** Start SUPPLIED INFORMATION **
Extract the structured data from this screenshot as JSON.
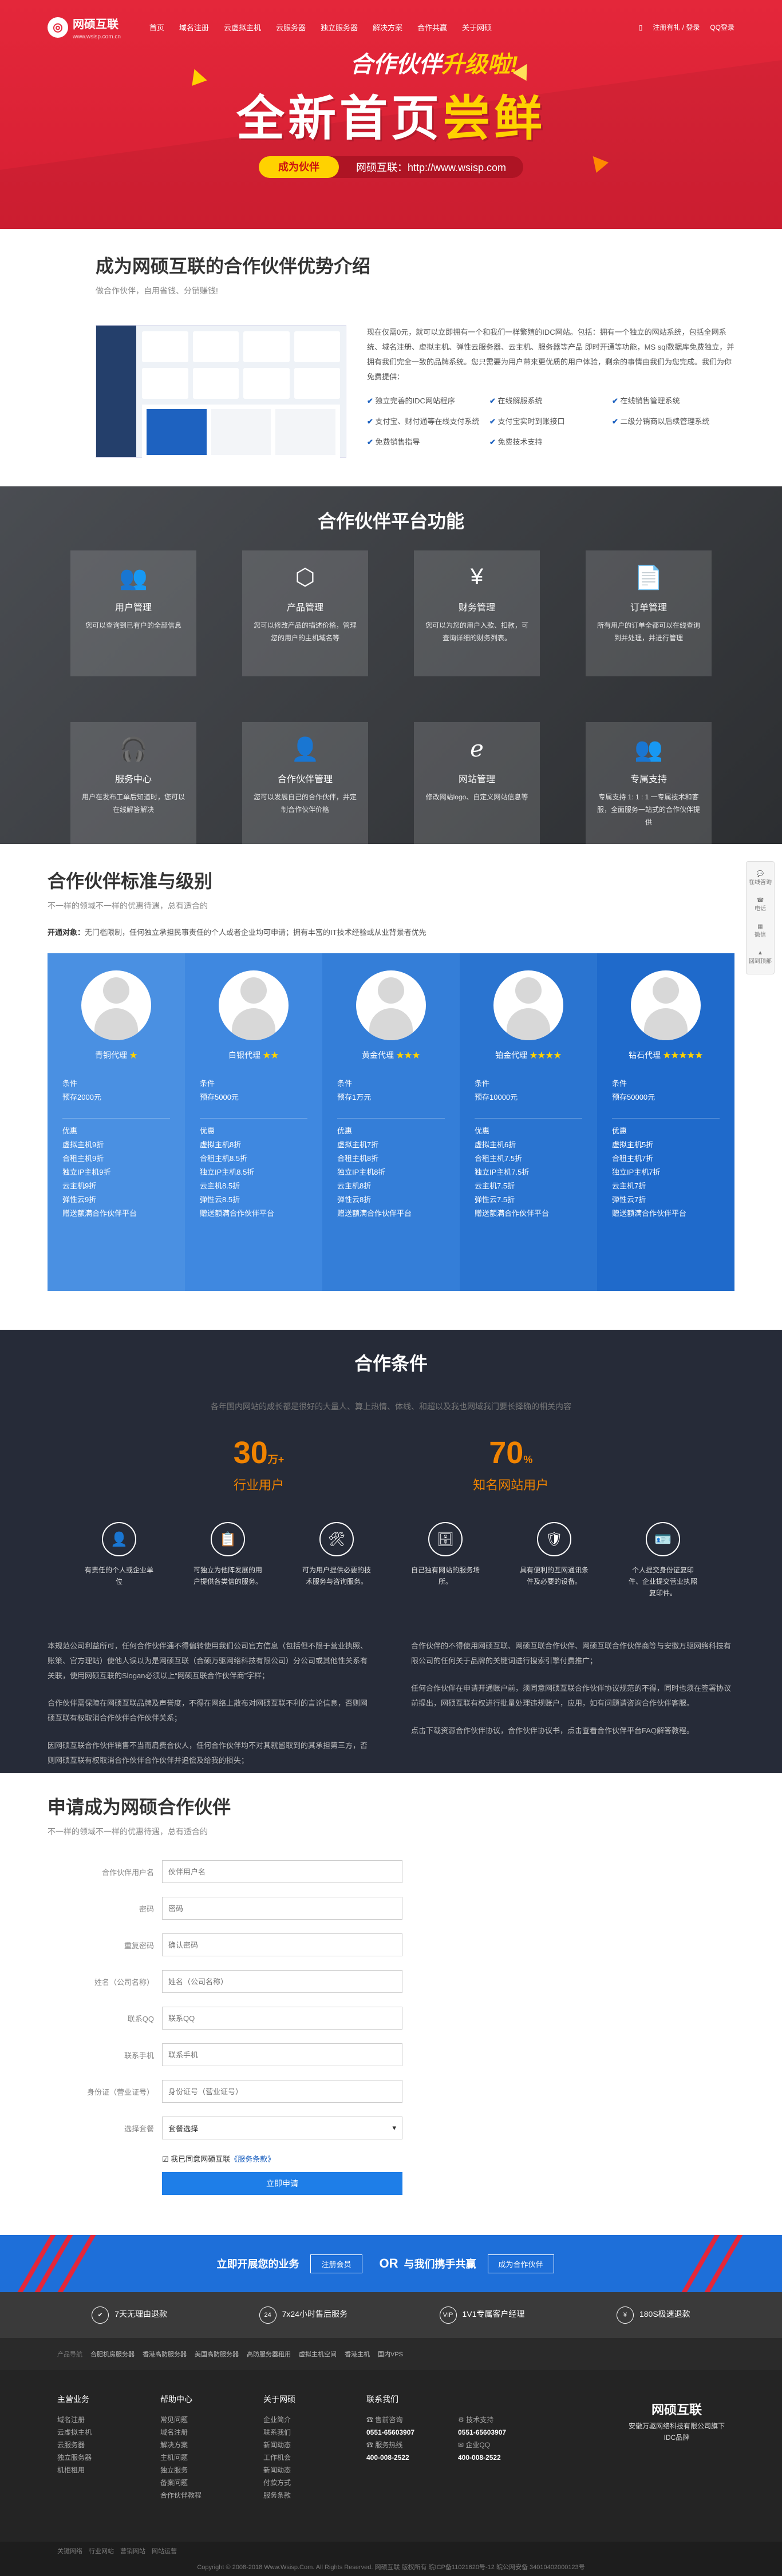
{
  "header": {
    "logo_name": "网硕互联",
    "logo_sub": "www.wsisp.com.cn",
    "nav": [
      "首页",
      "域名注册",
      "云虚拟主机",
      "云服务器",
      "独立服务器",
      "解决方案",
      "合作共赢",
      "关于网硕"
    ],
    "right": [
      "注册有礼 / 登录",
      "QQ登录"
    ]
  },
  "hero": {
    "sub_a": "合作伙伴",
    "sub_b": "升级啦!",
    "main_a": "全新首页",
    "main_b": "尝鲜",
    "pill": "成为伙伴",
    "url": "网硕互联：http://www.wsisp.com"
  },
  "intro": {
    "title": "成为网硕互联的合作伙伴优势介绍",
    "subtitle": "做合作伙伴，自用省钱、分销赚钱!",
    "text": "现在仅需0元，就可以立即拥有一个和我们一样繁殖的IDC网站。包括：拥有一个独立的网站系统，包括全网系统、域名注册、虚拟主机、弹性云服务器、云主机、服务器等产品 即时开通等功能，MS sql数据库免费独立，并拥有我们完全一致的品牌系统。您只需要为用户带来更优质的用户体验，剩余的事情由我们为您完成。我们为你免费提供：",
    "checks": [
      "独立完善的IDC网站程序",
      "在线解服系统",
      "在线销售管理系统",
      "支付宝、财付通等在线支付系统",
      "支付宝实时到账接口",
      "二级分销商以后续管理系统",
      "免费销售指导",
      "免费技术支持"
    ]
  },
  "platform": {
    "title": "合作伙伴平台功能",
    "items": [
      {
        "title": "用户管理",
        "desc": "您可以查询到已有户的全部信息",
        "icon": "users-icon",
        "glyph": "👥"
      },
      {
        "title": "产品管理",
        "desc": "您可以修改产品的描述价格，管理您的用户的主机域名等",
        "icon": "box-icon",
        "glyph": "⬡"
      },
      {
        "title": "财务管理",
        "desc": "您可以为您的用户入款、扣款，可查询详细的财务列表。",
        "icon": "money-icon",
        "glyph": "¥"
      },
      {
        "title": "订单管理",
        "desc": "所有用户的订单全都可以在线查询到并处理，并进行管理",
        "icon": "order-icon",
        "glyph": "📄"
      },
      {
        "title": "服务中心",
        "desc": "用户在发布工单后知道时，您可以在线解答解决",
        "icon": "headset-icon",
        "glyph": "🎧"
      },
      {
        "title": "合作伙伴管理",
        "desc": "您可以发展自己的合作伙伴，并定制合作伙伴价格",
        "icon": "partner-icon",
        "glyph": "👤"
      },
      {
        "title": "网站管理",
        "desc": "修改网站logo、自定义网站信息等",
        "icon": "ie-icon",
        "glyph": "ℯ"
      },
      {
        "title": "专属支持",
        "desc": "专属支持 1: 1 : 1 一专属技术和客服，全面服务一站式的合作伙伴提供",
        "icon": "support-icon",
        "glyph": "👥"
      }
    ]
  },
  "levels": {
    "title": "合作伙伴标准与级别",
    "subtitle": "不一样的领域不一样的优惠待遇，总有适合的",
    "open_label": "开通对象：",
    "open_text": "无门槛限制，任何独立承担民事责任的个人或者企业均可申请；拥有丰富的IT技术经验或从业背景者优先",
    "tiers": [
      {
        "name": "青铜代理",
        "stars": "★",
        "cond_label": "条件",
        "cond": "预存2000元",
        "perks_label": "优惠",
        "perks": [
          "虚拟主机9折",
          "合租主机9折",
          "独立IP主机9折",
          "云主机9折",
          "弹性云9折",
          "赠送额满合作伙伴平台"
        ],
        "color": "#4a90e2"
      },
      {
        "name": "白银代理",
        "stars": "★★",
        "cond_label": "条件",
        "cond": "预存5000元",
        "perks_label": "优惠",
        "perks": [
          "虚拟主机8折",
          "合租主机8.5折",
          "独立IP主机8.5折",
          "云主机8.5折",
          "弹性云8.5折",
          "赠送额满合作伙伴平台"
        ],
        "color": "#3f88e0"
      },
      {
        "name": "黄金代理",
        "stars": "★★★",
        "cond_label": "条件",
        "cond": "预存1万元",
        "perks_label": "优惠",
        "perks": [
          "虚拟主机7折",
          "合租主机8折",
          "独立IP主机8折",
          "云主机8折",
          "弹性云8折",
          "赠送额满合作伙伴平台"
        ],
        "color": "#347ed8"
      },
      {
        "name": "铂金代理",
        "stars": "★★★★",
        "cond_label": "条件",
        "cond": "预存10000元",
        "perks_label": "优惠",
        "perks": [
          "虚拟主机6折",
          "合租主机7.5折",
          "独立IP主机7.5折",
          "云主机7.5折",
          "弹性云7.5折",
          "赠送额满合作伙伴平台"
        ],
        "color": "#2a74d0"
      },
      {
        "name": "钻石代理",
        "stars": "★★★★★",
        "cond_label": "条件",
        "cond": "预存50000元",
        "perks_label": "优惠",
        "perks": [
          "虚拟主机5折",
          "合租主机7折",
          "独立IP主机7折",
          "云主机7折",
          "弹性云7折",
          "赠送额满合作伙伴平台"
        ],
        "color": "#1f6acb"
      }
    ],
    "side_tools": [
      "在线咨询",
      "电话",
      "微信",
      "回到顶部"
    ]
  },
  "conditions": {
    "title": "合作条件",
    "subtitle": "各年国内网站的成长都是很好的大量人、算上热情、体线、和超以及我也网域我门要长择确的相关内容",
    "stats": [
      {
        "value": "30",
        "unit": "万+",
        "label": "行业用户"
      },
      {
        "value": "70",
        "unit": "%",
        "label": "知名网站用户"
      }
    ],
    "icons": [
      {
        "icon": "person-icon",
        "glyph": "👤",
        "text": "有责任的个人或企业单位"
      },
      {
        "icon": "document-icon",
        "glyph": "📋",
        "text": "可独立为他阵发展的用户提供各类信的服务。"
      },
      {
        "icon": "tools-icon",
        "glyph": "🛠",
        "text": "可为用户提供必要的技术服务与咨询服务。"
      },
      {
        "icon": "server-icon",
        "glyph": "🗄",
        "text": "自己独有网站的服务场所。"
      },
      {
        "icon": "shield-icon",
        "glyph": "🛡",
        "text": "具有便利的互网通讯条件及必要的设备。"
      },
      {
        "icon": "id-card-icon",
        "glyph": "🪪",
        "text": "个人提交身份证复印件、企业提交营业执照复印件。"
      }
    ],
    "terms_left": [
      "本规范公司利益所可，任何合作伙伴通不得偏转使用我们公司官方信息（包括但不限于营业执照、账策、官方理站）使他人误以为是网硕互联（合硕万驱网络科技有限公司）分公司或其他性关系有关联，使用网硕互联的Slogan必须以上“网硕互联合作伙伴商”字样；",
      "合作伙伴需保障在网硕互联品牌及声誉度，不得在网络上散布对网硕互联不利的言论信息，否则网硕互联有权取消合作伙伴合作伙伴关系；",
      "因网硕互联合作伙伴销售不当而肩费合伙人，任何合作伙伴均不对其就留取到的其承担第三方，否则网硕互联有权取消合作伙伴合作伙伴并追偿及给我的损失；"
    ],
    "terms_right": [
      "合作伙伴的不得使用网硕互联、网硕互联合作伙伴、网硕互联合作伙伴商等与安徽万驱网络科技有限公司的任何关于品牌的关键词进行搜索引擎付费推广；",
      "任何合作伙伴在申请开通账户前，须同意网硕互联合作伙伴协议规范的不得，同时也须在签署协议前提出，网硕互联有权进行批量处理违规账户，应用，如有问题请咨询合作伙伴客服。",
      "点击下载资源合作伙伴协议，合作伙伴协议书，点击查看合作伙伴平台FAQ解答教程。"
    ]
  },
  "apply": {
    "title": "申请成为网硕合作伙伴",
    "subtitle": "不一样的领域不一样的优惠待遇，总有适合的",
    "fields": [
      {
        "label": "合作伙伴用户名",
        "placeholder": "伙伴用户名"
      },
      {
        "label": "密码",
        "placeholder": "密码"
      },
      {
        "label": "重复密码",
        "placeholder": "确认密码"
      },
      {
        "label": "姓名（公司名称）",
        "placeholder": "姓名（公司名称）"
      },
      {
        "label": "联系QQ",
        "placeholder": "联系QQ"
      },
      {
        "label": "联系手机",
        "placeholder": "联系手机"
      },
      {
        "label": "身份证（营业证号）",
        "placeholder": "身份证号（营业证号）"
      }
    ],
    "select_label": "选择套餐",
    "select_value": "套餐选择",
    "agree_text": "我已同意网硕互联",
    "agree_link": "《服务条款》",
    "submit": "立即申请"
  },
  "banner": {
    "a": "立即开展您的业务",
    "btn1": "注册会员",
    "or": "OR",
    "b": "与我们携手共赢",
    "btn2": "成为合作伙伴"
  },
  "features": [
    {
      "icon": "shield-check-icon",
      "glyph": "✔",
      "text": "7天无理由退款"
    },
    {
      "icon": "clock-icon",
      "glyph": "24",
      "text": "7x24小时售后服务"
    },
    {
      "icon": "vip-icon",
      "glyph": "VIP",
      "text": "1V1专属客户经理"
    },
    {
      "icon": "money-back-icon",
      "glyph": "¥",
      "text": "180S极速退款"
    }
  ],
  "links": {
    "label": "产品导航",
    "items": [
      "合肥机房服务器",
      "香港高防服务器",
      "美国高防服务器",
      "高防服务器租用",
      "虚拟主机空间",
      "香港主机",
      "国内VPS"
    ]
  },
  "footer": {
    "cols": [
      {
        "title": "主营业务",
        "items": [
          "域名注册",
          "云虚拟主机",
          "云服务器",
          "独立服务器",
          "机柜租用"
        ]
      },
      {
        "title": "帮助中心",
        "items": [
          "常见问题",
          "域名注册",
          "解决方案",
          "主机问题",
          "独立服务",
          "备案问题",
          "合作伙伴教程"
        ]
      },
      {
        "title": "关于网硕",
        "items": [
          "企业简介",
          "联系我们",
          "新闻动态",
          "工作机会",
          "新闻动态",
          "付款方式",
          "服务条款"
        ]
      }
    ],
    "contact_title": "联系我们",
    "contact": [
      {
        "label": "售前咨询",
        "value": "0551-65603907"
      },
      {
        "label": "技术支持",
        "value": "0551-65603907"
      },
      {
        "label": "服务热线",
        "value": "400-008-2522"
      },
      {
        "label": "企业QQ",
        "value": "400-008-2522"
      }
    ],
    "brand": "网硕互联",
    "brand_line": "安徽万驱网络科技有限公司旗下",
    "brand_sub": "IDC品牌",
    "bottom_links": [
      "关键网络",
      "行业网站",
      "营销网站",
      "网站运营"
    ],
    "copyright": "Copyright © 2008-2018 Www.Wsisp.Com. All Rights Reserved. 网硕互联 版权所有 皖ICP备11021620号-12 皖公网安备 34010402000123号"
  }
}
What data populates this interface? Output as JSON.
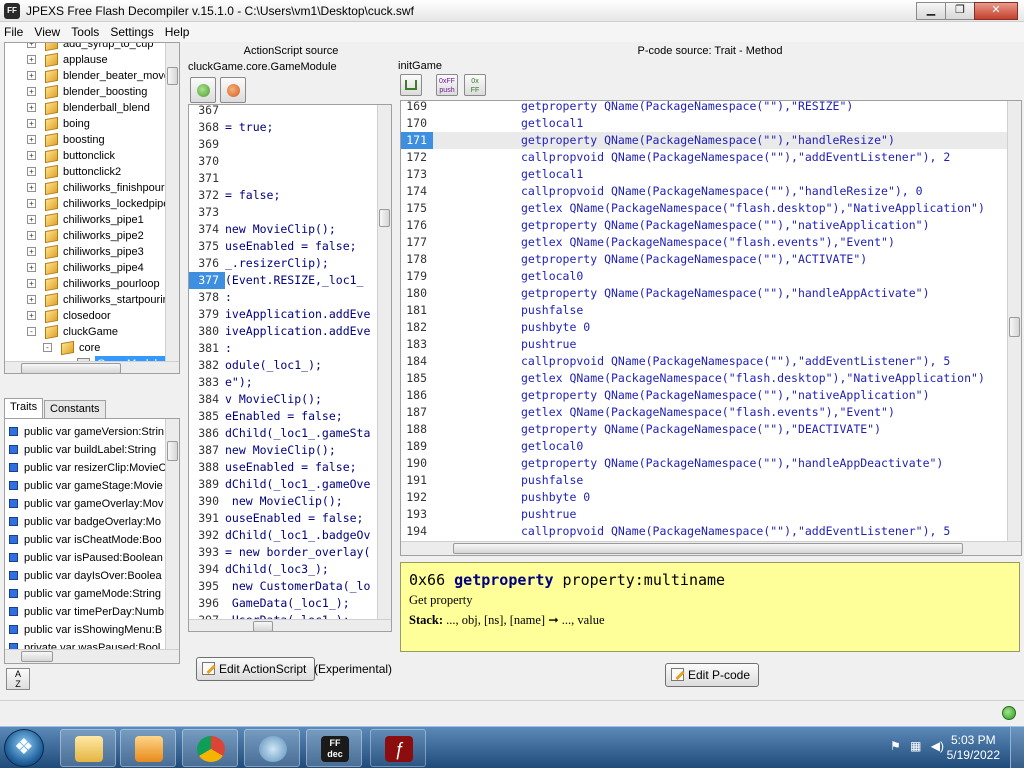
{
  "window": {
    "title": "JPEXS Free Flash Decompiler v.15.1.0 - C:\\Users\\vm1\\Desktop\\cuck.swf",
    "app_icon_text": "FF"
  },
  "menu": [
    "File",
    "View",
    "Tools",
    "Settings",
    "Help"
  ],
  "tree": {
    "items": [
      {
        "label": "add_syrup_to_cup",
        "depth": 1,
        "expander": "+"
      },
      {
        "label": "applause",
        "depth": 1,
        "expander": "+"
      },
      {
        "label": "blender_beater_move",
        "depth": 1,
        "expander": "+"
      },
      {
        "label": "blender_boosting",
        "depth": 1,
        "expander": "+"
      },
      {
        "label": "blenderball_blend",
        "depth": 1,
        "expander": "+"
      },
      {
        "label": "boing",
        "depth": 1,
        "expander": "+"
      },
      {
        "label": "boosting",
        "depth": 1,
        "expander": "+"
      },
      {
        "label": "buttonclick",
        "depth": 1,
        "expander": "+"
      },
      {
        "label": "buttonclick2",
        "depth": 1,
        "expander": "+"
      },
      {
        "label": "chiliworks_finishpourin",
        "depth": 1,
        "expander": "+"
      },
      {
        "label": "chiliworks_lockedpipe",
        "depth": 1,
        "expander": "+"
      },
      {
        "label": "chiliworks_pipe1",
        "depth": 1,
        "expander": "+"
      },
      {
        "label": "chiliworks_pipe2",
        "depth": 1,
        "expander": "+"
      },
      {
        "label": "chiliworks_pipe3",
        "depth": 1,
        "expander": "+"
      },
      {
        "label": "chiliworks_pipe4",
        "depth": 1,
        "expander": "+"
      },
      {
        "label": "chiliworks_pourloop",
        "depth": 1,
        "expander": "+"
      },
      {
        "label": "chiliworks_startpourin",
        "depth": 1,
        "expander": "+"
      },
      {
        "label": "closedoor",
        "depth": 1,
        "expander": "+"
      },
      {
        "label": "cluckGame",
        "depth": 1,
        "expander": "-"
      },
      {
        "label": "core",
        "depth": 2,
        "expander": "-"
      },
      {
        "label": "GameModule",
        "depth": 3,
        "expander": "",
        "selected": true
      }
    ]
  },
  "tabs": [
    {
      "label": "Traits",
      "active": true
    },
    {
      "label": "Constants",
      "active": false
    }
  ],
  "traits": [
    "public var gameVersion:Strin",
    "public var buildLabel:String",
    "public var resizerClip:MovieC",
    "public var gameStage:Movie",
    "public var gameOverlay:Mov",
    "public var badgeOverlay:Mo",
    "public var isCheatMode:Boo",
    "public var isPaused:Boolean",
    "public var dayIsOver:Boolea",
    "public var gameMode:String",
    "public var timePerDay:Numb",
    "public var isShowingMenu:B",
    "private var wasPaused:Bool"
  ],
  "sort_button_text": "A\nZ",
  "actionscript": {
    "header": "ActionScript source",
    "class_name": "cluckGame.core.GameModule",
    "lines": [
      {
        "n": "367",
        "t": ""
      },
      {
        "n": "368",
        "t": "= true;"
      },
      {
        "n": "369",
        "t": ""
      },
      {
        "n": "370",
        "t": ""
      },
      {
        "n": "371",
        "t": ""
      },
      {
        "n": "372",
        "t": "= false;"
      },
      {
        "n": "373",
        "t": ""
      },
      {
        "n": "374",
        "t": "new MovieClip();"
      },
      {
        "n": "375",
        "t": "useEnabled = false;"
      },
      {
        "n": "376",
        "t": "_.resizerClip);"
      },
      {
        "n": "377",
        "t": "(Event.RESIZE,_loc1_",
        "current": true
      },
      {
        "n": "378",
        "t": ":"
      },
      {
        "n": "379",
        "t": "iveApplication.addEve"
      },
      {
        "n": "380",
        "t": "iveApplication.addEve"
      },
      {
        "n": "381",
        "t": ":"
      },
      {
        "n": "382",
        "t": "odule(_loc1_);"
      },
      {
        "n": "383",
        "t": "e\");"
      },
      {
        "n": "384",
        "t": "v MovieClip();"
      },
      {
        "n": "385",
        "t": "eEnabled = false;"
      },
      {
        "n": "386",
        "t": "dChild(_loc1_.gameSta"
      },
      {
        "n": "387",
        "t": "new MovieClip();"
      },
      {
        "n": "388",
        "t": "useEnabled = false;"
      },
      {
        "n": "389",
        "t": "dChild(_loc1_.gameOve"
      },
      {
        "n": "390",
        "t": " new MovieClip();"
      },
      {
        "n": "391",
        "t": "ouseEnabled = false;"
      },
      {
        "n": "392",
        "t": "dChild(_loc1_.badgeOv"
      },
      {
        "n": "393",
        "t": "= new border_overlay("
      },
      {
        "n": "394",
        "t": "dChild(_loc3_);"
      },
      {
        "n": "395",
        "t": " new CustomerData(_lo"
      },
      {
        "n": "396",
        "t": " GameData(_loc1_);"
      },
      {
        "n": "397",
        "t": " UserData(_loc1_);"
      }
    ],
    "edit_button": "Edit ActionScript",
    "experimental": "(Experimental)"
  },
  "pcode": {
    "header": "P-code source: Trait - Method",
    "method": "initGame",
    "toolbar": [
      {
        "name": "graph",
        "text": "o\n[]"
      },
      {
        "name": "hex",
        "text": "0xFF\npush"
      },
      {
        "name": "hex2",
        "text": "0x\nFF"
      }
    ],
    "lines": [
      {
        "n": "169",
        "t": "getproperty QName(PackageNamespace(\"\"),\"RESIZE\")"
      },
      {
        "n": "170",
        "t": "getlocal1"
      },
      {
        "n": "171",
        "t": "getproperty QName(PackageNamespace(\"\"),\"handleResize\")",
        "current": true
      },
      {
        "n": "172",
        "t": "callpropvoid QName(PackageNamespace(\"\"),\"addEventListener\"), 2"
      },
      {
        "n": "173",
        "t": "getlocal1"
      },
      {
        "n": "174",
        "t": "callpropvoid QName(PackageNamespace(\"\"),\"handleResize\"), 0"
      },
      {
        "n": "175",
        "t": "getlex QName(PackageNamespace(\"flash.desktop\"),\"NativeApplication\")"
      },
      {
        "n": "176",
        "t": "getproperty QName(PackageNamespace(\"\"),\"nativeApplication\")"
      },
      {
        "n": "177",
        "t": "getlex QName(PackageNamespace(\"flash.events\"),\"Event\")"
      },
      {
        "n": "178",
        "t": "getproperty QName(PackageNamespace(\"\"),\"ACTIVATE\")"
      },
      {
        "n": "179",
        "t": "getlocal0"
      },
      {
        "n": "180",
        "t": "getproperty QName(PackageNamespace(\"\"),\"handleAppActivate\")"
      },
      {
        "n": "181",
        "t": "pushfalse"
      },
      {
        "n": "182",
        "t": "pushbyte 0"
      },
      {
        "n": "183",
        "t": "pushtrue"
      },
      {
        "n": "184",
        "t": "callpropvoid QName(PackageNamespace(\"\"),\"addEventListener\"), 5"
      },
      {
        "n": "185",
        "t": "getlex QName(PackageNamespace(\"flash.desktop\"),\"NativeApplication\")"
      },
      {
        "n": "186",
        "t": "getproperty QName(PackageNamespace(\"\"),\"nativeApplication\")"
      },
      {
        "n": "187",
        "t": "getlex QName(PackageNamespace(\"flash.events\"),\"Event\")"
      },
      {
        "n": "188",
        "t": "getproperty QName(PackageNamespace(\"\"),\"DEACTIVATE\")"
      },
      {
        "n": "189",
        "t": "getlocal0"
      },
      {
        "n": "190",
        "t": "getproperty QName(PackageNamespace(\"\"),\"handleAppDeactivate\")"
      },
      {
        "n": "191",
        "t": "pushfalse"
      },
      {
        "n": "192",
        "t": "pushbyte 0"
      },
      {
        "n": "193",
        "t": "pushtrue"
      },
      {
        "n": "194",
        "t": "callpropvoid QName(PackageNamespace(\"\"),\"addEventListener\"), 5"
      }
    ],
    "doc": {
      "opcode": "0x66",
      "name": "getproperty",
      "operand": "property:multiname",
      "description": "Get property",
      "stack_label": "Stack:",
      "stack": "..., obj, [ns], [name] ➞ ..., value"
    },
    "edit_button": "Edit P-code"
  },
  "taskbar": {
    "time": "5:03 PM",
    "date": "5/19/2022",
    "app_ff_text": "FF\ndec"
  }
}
** End SUPPLIED INFORMATION **
WHAT YOU NEED TO DO. Give the number of lines in the records above that contain the word "cluckGame". Reply with that number alone.

SOLUTION TO THE PROBLEM. 2